=== What you are asked to do ===
Determine the number of lines in the listing below where the string "Gene" occurs; answer with the number alone.

=== Dataset records ===
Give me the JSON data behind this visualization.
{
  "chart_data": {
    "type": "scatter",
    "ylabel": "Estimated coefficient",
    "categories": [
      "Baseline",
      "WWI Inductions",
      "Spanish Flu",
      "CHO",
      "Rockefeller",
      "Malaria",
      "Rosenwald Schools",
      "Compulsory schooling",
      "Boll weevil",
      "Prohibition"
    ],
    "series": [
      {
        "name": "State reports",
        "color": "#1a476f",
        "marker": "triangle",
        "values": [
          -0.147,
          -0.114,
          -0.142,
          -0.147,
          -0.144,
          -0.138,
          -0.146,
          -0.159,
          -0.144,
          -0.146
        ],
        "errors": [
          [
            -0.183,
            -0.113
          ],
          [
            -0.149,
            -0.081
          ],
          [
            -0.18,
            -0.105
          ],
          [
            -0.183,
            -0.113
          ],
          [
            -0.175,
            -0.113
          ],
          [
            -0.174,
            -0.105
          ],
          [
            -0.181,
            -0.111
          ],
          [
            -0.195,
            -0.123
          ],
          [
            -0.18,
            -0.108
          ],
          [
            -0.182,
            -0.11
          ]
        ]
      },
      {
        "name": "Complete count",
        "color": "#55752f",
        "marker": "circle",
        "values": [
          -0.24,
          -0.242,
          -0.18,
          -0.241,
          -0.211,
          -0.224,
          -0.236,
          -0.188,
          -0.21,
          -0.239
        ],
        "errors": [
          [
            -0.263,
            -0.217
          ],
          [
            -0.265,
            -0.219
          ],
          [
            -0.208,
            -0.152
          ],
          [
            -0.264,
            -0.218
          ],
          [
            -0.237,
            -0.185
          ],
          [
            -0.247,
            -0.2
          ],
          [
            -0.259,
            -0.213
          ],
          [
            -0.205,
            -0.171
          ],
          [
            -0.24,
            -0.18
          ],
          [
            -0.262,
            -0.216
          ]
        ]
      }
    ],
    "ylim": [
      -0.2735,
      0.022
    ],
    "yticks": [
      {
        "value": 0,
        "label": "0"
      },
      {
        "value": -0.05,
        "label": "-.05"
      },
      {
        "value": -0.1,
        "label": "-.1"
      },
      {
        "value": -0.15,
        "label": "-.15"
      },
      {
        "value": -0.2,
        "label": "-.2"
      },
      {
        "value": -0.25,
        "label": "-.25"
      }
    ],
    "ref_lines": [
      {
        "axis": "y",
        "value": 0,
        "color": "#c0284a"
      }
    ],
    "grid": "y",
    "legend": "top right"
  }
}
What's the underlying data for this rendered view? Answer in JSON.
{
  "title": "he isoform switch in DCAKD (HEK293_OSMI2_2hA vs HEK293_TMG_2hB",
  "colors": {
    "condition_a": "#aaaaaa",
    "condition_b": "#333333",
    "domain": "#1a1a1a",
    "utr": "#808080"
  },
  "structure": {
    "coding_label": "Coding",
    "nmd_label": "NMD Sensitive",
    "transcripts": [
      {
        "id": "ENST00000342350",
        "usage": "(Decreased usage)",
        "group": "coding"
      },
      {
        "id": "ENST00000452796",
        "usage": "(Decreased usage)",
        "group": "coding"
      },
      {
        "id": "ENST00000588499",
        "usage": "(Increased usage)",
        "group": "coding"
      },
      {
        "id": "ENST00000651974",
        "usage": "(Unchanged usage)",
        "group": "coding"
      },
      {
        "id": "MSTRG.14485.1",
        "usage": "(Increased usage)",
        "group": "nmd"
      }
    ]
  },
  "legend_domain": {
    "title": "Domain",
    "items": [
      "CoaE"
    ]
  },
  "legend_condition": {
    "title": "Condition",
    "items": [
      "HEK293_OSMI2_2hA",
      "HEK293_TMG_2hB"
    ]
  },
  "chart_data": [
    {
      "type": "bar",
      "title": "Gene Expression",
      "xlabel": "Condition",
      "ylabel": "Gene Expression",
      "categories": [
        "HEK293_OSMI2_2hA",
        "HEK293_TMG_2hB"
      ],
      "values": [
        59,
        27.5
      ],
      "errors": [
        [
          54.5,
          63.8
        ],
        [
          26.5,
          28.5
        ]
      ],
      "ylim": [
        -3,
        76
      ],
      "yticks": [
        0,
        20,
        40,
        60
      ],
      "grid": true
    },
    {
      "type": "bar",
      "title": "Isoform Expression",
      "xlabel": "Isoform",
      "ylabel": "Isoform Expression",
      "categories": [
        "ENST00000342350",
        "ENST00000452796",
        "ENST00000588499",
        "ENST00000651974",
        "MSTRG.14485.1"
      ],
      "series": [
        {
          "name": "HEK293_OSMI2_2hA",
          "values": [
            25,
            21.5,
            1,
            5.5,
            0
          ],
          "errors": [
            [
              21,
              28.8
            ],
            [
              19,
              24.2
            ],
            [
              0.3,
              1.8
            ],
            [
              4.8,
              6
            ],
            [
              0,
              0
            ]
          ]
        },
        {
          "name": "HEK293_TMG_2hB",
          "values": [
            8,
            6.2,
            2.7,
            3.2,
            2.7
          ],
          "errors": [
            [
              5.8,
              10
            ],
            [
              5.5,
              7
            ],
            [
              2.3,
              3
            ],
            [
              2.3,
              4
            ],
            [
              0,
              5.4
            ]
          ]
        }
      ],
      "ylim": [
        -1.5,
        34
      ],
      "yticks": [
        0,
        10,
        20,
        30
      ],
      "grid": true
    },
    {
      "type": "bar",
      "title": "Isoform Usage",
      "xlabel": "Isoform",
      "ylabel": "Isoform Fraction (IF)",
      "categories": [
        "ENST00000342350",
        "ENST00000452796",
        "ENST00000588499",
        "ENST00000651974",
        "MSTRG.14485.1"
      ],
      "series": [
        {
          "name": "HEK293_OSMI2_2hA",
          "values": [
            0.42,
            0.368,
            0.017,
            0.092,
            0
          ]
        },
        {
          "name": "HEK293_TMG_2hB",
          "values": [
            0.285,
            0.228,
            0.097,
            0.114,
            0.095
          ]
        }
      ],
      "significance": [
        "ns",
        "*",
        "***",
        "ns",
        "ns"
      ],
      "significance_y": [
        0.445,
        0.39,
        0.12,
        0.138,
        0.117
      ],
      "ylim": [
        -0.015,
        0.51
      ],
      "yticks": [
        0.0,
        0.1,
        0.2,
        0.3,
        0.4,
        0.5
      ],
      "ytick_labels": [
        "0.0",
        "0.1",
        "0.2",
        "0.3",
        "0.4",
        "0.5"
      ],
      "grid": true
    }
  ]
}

=== Problem solution ===
2